═══ Input data

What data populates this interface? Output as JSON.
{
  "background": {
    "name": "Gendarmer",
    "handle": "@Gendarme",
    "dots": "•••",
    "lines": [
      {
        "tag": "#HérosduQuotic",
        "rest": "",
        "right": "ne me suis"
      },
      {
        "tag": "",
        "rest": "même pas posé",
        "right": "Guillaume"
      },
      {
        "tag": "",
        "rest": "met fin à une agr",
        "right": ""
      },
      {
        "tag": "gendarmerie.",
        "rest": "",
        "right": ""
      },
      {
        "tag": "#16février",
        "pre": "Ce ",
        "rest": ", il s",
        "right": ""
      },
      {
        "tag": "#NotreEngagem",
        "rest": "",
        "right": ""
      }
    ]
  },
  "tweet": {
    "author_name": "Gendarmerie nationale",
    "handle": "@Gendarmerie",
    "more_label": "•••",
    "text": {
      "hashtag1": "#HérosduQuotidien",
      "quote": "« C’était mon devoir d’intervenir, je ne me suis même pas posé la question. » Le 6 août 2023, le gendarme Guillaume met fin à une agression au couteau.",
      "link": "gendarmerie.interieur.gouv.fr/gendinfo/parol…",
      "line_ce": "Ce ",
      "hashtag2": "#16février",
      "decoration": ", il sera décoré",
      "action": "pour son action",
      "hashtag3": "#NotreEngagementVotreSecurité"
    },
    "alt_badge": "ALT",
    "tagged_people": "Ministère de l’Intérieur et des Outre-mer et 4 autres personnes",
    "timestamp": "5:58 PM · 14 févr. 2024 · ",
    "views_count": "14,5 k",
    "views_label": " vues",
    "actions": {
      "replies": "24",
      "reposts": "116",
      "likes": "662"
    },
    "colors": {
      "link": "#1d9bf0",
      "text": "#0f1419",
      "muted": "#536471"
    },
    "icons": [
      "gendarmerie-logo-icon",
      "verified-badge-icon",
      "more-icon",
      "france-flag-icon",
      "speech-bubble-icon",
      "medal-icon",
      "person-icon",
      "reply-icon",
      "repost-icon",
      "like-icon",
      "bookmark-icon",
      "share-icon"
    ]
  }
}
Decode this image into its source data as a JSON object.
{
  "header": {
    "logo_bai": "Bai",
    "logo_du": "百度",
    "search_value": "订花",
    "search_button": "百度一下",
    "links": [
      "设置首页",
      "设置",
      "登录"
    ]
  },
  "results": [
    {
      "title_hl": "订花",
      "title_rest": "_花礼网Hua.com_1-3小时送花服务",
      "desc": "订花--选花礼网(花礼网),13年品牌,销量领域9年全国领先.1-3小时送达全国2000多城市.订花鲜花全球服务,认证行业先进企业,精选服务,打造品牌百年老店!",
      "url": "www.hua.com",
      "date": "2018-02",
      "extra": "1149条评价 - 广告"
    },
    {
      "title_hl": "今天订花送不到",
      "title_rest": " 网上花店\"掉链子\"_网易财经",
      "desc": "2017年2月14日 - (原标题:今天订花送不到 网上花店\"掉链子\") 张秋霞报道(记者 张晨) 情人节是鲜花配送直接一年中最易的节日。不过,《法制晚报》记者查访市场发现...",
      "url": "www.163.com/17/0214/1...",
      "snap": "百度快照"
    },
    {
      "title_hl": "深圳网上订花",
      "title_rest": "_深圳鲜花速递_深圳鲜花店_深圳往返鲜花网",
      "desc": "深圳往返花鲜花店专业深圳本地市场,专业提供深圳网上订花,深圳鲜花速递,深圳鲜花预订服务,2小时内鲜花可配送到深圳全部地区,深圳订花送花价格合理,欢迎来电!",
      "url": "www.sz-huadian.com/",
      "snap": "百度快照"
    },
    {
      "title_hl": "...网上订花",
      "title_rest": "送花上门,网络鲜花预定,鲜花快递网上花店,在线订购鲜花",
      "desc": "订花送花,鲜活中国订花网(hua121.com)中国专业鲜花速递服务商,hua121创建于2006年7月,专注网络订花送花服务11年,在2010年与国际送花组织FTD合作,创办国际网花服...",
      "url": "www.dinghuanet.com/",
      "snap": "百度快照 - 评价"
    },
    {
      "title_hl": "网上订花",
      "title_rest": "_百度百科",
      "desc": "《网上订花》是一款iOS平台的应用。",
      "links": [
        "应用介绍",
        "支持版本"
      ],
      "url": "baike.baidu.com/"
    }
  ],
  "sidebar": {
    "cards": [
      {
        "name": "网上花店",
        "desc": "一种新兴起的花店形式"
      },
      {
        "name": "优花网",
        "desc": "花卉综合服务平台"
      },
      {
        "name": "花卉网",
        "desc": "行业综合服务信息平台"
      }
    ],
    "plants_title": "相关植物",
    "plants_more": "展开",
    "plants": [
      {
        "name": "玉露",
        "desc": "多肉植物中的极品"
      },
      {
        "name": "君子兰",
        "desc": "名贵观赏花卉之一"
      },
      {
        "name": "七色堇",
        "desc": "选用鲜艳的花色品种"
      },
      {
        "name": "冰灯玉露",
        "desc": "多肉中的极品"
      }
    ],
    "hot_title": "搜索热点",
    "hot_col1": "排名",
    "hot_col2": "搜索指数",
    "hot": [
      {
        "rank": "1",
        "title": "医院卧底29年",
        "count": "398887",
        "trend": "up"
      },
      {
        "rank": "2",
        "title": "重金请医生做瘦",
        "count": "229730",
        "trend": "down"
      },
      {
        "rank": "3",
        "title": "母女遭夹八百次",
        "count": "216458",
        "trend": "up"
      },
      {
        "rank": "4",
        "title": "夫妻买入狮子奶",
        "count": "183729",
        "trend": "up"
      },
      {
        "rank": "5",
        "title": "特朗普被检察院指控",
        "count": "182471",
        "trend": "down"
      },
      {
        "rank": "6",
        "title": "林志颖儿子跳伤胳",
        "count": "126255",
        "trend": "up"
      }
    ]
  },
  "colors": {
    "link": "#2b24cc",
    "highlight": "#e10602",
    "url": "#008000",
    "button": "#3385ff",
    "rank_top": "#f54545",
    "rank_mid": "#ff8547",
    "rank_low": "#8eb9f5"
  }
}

══════

-- Task directions --
Output the entries verbatim.

-- Solution below --
What data populates this interface? Output as JSON.
{
  "background": {
    "name": "Gendarmer",
    "handle": "@Gendarme",
    "dots": "•••",
    "lines": [
      {
        "tag": "#HérosduQuotic",
        "rest": "",
        "right": "ne me suis"
      },
      {
        "tag": "",
        "rest": "même pas posé",
        "right": "Guillaume"
      },
      {
        "tag": "",
        "rest": "met fin à une agr",
        "right": ""
      },
      {
        "tag": "gendarmerie.",
        "rest": "",
        "right": ""
      },
      {
        "tag": "#16février",
        "pre": "Ce ",
        "rest": ", il s",
        "right": ""
      },
      {
        "tag": "#NotreEngagem",
        "rest": "",
        "right": ""
      }
    ]
  },
  "tweet": {
    "author_name": "Gendarmerie nationale",
    "handle": "@Gendarmerie",
    "more_label": "•••",
    "text": {
      "hashtag1": "#HérosduQuotidien",
      "quote": "« C’était mon devoir d’intervenir, je ne me suis même pas posé la question. » Le 6 août 2023, le gendarme Guillaume met fin à une agression au couteau.",
      "link": "gendarmerie.interieur.gouv.fr/gendinfo/parol…",
      "line_ce": "Ce ",
      "hashtag2": "#16février",
      "decoration": ", il sera décoré",
      "action": "pour son action",
      "hashtag3": "#NotreEngagementVotreSecurité"
    },
    "alt_badge": "ALT",
    "tagged_people": "Ministère de l’Intérieur et des Outre-mer et 4 autres personnes",
    "timestamp": "5:58 PM · 14 févr. 2024 · ",
    "views_count": "14,5 k",
    "views_label": " vues",
    "actions": {
      "replies": "24",
      "reposts": "116",
      "likes": "662"
    },
    "colors": {
      "link": "#1d9bf0",
      "text": "#0f1419",
      "muted": "#536471"
    },
    "icons": [
      "gendarmerie-logo-icon",
      "verified-badge-icon",
      "more-icon",
      "france-flag-icon",
      "speech-bubble-icon",
      "medal-icon",
      "person-icon",
      "reply-icon",
      "repost-icon",
      "like-icon",
      "bookmark-icon",
      "share-icon"
    ]
  }
}
Decode this image into its source data as a JSON object.
{
  "header": {
    "logo_bai": "Bai",
    "logo_du": "百度",
    "search_value": "订花",
    "search_button": "百度一下",
    "links": [
      "设置首页",
      "设置",
      "登录"
    ]
  },
  "results": [
    {
      "title_hl": "订花",
      "title_rest": "_花礼网Hua.com_1-3小时送花服务",
      "desc": "订花--选花礼网(花礼网),13年品牌,销量领域9年全国领先.1-3小时送达全国2000多城市.订花鲜花全球服务,认证行业先进企业,精选服务,打造品牌百年老店!",
      "url": "www.hua.com",
      "date": "2018-02",
      "extra": "1149条评价 - 广告"
    },
    {
      "title_hl": "今天订花送不到",
      "title_rest": " 网上花店\"掉链子\"_网易财经",
      "desc": "2017年2月14日 - (原标题:今天订花送不到 网上花店\"掉链子\") 张秋霞报道(记者 张晨) 情人节是鲜花配送直接一年中最易的节日。不过,《法制晚报》记者查访市场发现...",
      "url": "www.163.com/17/0214/1...",
      "snap": "百度快照"
    },
    {
      "title_hl": "深圳网上订花",
      "title_rest": "_深圳鲜花速递_深圳鲜花店_深圳往返鲜花网",
      "desc": "深圳往返花鲜花店专业深圳本地市场,专业提供深圳网上订花,深圳鲜花速递,深圳鲜花预订服务,2小时内鲜花可配送到深圳全部地区,深圳订花送花价格合理,欢迎来电!",
      "url": "www.sz-huadian.com/",
      "snap": "百度快照"
    },
    {
      "title_hl": "...网上订花",
      "title_rest": "送花上门,网络鲜花预定,鲜花快递网上花店,在线订购鲜花",
      "desc": "订花送花,鲜活中国订花网(hua121.com)中国专业鲜花速递服务商,hua121创建于2006年7月,专注网络订花送花服务11年,在2010年与国际送花组织FTD合作,创办国际网花服...",
      "url": "www.dinghuanet.com/",
      "snap": "百度快照 - 评价"
    },
    {
      "title_hl": "网上订花",
      "title_rest": "_百度百科",
      "desc": "《网上订花》是一款iOS平台的应用。",
      "links": [
        "应用介绍",
        "支持版本"
      ],
      "url": "baike.baidu.com/"
    }
  ],
  "sidebar": {
    "cards": [
      {
        "name": "网上花店",
        "desc": "一种新兴起的花店形式"
      },
      {
        "name": "优花网",
        "desc": "花卉综合服务平台"
      },
      {
        "name": "花卉网",
        "desc": "行业综合服务信息平台"
      }
    ],
    "plants_title": "相关植物",
    "plants_more": "展开",
    "plants": [
      {
        "name": "玉露",
        "desc": "多肉植物中的极品"
      },
      {
        "name": "君子兰",
        "desc": "名贵观赏花卉之一"
      },
      {
        "name": "七色堇",
        "desc": "选用鲜艳的花色品种"
      },
      {
        "name": "冰灯玉露",
        "desc": "多肉中的极品"
      }
    ],
    "hot_title": "搜索热点",
    "hot_col1": "排名",
    "hot_col2": "搜索指数",
    "hot": [
      {
        "rank": "1",
        "title": "医院卧底29年",
        "count": "398887",
        "trend": "up"
      },
      {
        "rank": "2",
        "title": "重金请医生做瘦",
        "count": "229730",
        "trend": "down"
      },
      {
        "rank": "3",
        "title": "母女遭夹八百次",
        "count": "216458",
        "trend": "up"
      },
      {
        "rank": "4",
        "title": "夫妻买入狮子奶",
        "count": "183729",
        "trend": "up"
      },
      {
        "rank": "5",
        "title": "特朗普被检察院指控",
        "count": "182471",
        "trend": "down"
      },
      {
        "rank": "6",
        "title": "林志颖儿子跳伤胳",
        "count": "126255",
        "trend": "up"
      }
    ]
  },
  "colors": {
    "link": "#2b24cc",
    "highlight": "#e10602",
    "url": "#008000",
    "button": "#3385ff",
    "rank_top": "#f54545",
    "rank_mid": "#ff8547",
    "rank_low": "#8eb9f5"
  }
}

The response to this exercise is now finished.